▶ _Extracted information_
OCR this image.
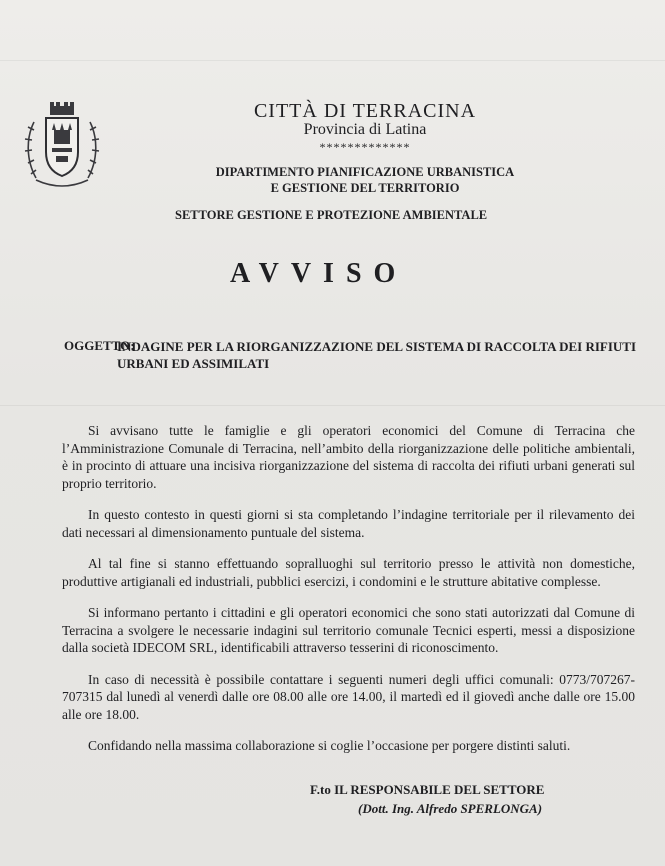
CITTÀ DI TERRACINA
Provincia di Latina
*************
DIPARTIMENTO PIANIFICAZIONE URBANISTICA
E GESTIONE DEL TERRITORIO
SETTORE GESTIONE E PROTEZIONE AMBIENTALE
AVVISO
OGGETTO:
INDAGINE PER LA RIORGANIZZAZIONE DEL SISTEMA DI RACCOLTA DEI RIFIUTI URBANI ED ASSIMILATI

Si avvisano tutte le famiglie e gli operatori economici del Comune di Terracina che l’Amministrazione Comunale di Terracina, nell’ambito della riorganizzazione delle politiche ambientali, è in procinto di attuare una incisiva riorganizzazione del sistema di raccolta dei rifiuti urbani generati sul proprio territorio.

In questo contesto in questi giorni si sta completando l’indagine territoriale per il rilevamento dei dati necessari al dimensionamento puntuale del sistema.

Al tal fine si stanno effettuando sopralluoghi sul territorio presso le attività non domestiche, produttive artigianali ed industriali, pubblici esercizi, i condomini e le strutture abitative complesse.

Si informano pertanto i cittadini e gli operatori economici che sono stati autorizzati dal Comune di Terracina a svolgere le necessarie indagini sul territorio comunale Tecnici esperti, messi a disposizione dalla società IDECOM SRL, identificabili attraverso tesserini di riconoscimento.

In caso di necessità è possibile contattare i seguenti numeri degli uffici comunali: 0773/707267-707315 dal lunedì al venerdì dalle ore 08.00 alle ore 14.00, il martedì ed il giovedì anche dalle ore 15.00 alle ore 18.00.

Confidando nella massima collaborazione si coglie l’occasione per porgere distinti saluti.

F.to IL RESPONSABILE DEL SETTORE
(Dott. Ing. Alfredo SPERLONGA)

==

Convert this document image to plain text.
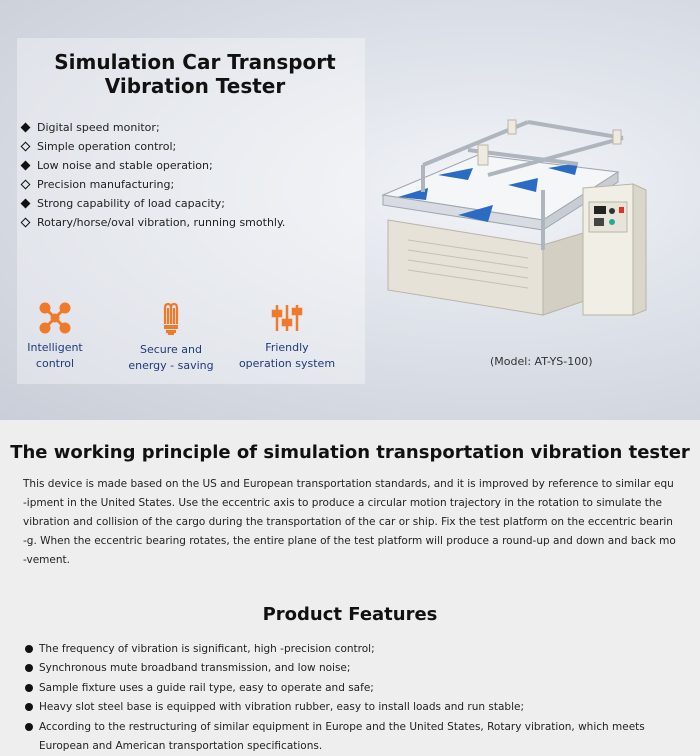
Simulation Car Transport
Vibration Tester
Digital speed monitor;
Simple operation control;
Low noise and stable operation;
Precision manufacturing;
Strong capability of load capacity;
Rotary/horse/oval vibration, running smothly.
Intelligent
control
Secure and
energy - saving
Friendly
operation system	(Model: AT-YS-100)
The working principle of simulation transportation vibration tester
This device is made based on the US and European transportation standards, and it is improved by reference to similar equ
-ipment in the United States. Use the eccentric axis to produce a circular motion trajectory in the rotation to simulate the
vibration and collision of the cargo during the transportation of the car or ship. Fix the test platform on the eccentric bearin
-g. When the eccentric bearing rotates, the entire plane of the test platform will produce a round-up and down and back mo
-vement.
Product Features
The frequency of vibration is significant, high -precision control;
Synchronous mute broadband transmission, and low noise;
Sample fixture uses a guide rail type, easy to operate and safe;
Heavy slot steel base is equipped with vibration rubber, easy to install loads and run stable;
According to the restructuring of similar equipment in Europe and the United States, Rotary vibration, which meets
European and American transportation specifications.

▶ _What the task asks_
Scan the material above for the string "similar" and report each line where you find it.

▶ _Result of this task_
This device is made based on the US and European transportation standards, and it is improved by reference to similar equ
According to the restructuring of similar equipment in Europe and the United States, Rotary vibration, which meets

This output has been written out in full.